[Work instructions]: Give the data again, word for word.

Stored items from a collection:
________
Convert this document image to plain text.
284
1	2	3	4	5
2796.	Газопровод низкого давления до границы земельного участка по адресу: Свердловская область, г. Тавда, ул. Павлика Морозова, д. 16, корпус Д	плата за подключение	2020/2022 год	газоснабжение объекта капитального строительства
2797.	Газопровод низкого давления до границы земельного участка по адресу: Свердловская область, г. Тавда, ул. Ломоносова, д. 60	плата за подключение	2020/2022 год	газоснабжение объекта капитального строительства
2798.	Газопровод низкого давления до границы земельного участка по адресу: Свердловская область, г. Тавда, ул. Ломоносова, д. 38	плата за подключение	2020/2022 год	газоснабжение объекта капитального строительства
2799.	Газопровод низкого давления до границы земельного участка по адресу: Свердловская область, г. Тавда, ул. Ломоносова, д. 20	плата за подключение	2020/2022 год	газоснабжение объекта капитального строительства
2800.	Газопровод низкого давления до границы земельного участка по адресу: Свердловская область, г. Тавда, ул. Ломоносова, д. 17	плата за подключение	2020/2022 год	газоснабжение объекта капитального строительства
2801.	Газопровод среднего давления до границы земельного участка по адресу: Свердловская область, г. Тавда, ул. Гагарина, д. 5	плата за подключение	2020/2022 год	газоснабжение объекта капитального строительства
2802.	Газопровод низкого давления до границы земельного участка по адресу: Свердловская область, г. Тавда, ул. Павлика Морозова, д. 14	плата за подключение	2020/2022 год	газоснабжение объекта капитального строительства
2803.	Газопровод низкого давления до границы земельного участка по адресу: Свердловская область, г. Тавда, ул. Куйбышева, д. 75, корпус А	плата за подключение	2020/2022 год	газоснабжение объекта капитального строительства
________
[The result]:
Convert this document image to plain text.
284
1	2	3	4	5
2796.	Газопровод низкого давления до границы земельного участка по адресу: Свердловская область, г. Тавда, ул. Павлика Морозова, д. 16, корпус Д	плата за подключение	2020/2022 год	газоснабжение объекта капитального строительства
2797.	Газопровод низкого давления до границы земельного участка по адресу: Свердловская область, г. Тавда, ул. Ломоносова, д. 60	плата за подключение	2020/2022 год	газоснабжение объекта капитального строительства
2798.	Газопровод низкого давления до границы земельного участка по адресу: Свердловская область, г. Тавда, ул. Ломоносова, д. 38	плата за подключение	2020/2022 год	газоснабжение объекта капитального строительства
2799.	Газопровод низкого давления до границы земельного участка по адресу: Свердловская область, г. Тавда, ул. Ломоносова, д. 20	плата за подключение	2020/2022 год	газоснабжение объекта капитального строительства
2800.	Газопровод низкого давления до границы земельного участка по адресу: Свердловская область, г. Тавда, ул. Ломоносова, д. 17	плата за подключение	2020/2022 год	газоснабжение объекта капитального строительства
2801.	Газопровод среднего давления до границы земельного участка по адресу: Свердловская область, г. Тавда, ул. Гагарина, д. 5	плата за подключение	2020/2022 год	газоснабжение объекта капитального строительства
2802.	Газопровод низкого давления до границы земельного участка по адресу: Свердловская область, г. Тавда, ул. Павлика Морозова, д. 14	плата за подключение	2020/2022 год	газоснабжение объекта капитального строительства
2803.	Газопровод низкого давления до границы земельного участка по адресу: Свердловская область, г. Тавда, ул. Куйбышева, д. 75, корпус А	плата за подключение	2020/2022 год	газоснабжение объекта капитального строительства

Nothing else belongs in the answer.